**To be done:**
Please select every row that contains the word "admin", matching case exactly.
>>>>
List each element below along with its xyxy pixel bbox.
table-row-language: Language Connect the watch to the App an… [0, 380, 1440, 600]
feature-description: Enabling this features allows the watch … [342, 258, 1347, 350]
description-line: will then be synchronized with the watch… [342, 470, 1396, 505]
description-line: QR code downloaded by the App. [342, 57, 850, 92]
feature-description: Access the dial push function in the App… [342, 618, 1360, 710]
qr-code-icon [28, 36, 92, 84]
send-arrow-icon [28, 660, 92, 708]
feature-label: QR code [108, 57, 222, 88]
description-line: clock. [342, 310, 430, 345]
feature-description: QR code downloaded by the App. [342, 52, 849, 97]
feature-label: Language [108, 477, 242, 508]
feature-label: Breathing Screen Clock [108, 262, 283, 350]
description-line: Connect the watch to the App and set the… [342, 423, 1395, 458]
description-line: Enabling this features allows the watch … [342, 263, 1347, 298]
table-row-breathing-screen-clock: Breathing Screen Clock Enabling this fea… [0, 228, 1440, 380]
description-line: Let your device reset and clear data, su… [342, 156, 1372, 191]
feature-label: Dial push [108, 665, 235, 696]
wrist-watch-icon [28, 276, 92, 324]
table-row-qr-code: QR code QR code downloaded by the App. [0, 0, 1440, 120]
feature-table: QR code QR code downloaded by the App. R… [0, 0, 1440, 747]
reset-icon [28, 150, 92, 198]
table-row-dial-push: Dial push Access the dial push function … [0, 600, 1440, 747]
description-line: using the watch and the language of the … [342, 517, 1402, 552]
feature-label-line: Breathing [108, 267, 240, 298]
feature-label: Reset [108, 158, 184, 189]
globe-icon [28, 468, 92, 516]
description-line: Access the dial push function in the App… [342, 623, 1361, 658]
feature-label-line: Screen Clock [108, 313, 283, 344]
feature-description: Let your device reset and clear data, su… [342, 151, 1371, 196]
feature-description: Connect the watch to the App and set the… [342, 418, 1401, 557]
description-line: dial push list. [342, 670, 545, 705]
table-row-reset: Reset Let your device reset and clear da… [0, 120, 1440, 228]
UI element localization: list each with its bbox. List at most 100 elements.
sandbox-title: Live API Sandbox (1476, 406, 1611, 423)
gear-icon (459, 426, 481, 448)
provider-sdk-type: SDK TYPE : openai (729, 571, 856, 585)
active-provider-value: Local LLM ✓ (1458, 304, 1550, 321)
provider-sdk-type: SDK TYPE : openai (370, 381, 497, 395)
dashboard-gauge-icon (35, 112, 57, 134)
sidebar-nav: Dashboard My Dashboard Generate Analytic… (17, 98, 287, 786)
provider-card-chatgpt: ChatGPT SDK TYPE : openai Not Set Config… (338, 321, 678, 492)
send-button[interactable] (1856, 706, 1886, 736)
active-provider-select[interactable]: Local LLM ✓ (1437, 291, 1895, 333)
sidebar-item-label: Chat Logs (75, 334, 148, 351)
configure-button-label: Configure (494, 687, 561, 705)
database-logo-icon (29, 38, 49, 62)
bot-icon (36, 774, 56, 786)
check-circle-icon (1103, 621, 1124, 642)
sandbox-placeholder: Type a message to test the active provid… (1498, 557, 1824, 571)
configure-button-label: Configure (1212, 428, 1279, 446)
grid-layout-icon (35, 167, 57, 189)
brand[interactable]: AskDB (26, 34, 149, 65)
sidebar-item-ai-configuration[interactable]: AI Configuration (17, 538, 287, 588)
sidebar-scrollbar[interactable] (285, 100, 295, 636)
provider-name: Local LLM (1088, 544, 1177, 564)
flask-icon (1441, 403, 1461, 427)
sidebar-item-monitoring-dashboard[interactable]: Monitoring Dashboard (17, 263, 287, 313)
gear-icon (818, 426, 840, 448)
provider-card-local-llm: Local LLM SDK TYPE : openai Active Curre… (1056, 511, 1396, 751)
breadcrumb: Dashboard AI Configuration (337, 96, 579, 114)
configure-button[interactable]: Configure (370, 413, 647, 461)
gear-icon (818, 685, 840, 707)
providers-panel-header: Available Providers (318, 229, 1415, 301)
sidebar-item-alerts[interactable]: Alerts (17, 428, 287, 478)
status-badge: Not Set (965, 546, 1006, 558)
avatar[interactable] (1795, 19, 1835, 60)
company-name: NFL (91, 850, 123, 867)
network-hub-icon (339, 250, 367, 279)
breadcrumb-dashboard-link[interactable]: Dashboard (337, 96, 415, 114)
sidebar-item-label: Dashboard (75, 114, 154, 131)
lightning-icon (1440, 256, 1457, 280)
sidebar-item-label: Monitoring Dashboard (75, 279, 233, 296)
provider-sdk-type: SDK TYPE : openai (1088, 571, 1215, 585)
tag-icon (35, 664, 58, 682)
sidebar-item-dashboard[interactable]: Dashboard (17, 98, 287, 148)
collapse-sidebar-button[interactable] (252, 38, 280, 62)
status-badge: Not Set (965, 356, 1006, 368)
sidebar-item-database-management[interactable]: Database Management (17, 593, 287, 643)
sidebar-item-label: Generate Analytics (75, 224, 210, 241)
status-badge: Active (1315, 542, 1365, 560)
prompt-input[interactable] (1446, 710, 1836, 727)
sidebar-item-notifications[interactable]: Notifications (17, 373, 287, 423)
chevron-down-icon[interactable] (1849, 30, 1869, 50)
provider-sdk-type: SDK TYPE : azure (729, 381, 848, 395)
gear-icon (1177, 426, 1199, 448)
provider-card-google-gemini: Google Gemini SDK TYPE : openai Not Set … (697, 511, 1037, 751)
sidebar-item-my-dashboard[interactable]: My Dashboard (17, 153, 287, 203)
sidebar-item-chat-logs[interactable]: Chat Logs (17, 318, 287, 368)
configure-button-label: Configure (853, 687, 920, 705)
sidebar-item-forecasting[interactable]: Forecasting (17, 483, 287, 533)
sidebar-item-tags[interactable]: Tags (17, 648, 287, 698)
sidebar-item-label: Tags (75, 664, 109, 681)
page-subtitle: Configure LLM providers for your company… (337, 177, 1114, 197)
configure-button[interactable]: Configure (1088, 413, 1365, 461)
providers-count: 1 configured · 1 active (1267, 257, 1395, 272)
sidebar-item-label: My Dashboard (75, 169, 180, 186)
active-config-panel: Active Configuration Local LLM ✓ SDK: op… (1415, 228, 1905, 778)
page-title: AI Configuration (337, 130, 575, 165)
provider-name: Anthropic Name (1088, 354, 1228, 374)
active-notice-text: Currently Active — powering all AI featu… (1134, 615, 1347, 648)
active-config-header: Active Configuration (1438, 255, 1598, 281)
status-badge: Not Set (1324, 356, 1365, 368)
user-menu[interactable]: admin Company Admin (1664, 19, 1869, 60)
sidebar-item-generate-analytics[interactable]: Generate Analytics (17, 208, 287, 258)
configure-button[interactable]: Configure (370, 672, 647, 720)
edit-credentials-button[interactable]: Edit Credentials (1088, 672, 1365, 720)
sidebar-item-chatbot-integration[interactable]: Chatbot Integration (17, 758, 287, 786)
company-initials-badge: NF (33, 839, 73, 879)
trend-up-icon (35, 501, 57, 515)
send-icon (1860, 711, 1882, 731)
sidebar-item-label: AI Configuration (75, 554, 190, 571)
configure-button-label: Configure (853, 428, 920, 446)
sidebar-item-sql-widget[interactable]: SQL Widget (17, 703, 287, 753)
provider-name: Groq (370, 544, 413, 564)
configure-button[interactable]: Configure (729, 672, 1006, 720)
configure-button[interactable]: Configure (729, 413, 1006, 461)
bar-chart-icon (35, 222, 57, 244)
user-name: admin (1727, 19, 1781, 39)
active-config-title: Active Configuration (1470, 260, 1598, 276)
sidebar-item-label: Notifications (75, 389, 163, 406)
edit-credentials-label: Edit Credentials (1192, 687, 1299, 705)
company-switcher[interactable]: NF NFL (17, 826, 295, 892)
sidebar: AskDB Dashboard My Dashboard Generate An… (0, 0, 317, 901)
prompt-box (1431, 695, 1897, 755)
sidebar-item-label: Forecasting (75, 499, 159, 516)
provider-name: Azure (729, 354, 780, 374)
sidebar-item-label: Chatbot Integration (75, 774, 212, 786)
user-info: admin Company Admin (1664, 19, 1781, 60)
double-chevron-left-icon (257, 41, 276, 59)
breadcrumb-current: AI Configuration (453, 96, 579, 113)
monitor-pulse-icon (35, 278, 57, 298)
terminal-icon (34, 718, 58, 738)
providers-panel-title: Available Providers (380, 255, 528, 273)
<<<<
**Result for this exercise:**
user-menu[interactable]: admin Company Admin (1664, 19, 1869, 60)
user-name: admin (1727, 19, 1781, 39)
user-info: admin Company Admin (1664, 19, 1781, 60)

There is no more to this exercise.